[BEGIN]
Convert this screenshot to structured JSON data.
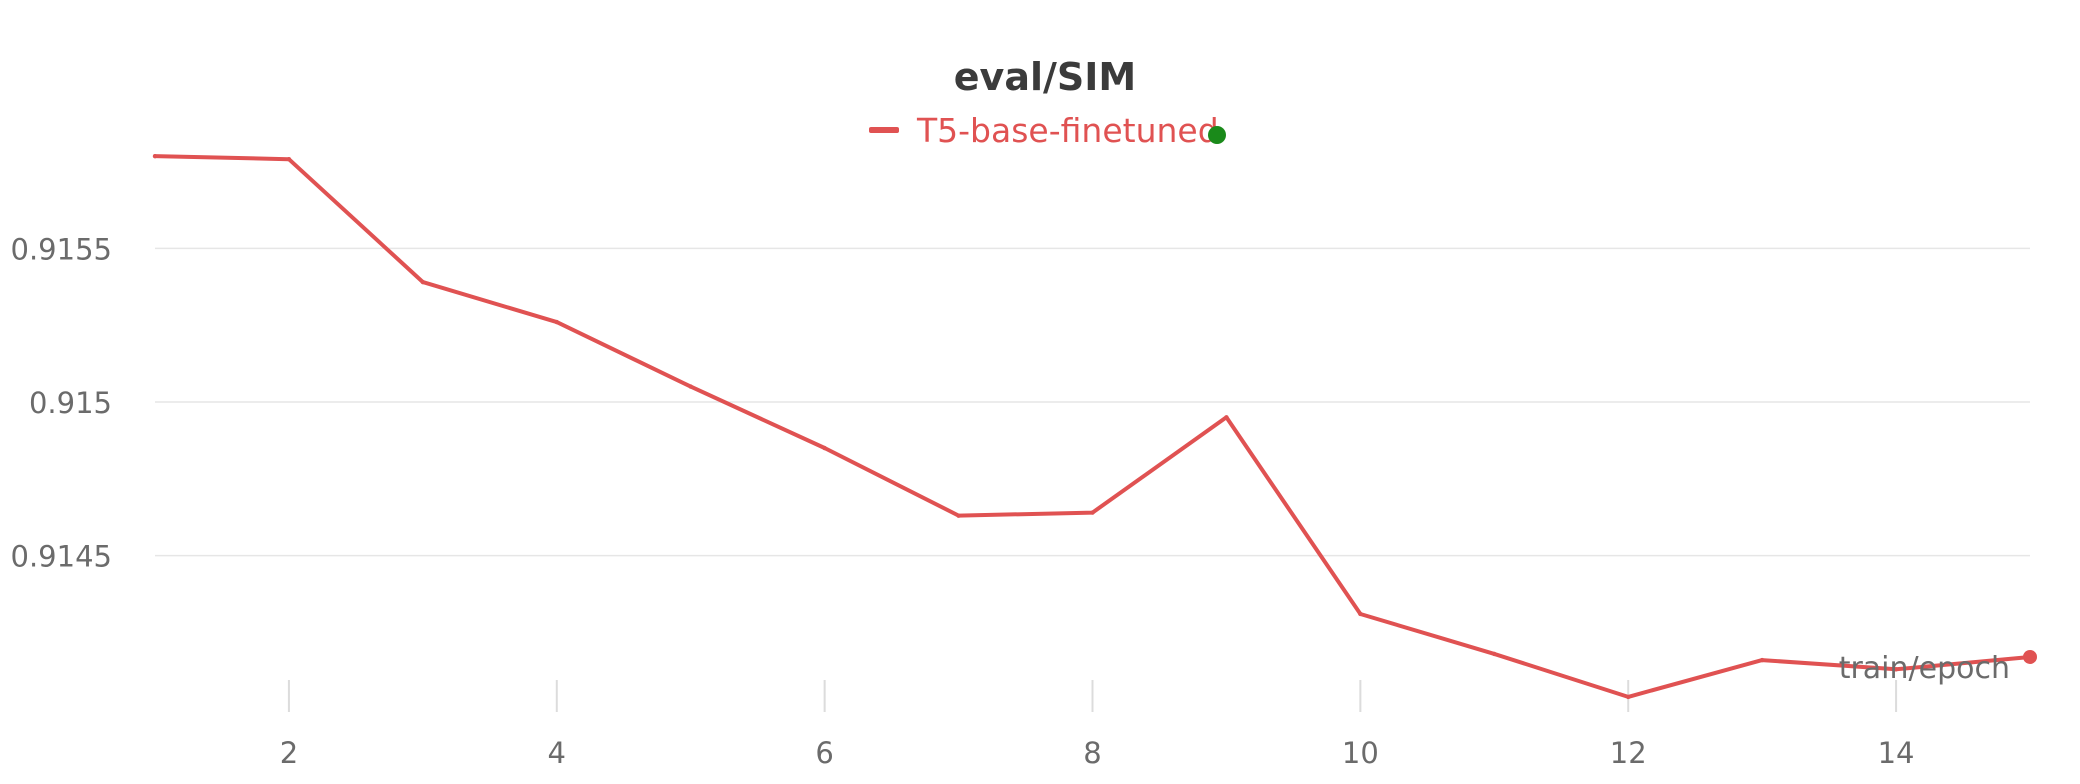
{
  "chart_data": {
    "type": "line",
    "title": "eval/SIM",
    "xlabel": "train/epoch",
    "ylabel": "",
    "x": [
      1,
      2,
      3,
      4,
      5,
      6,
      7,
      8,
      9,
      10,
      11,
      12,
      13,
      14,
      15
    ],
    "series": [
      {
        "name": "T5-base-finetuned",
        "color": "#e05252",
        "values": [
          0.9158,
          0.91579,
          0.91539,
          0.91526,
          0.91505,
          0.91485,
          0.91463,
          0.91464,
          0.91495,
          0.91431,
          0.91418,
          0.91404,
          0.91416,
          0.91413,
          0.91417
        ]
      }
    ],
    "xlim": [
      1,
      15
    ],
    "ylim": [
      0.91403,
      0.91582
    ],
    "xticks": [
      2,
      4,
      6,
      8,
      10,
      12,
      14
    ],
    "yticks": [
      0.9145,
      0.915,
      0.9155
    ],
    "ytick_labels": [
      "0.9145",
      "0.915",
      "0.9155"
    ],
    "grid": "horizontal",
    "legend_position": "top-center",
    "legend_status_color": "#1a8a1a"
  }
}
[END]
> **Exercise task**: Can you restate all the records above word for word while dropping the pictures?

> **Reply**:
Convert this screenshot to structured JSON data.
{
  "chart_data": {
    "type": "line",
    "title": "eval/SIM",
    "xlabel": "train/epoch",
    "ylabel": "",
    "x": [
      1,
      2,
      3,
      4,
      5,
      6,
      7,
      8,
      9,
      10,
      11,
      12,
      13,
      14,
      15
    ],
    "series": [
      {
        "name": "T5-base-finetuned",
        "color": "#e05252",
        "values": [
          0.9158,
          0.91579,
          0.91539,
          0.91526,
          0.91505,
          0.91485,
          0.91463,
          0.91464,
          0.91495,
          0.91431,
          0.91418,
          0.91404,
          0.91416,
          0.91413,
          0.91417
        ]
      }
    ],
    "xlim": [
      1,
      15
    ],
    "ylim": [
      0.91403,
      0.91582
    ],
    "xticks": [
      2,
      4,
      6,
      8,
      10,
      12,
      14
    ],
    "yticks": [
      0.9145,
      0.915,
      0.9155
    ],
    "ytick_labels": [
      "0.9145",
      "0.915",
      "0.9155"
    ],
    "grid": "horizontal",
    "legend_position": "top-center",
    "legend_status_color": "#1a8a1a"
  }
}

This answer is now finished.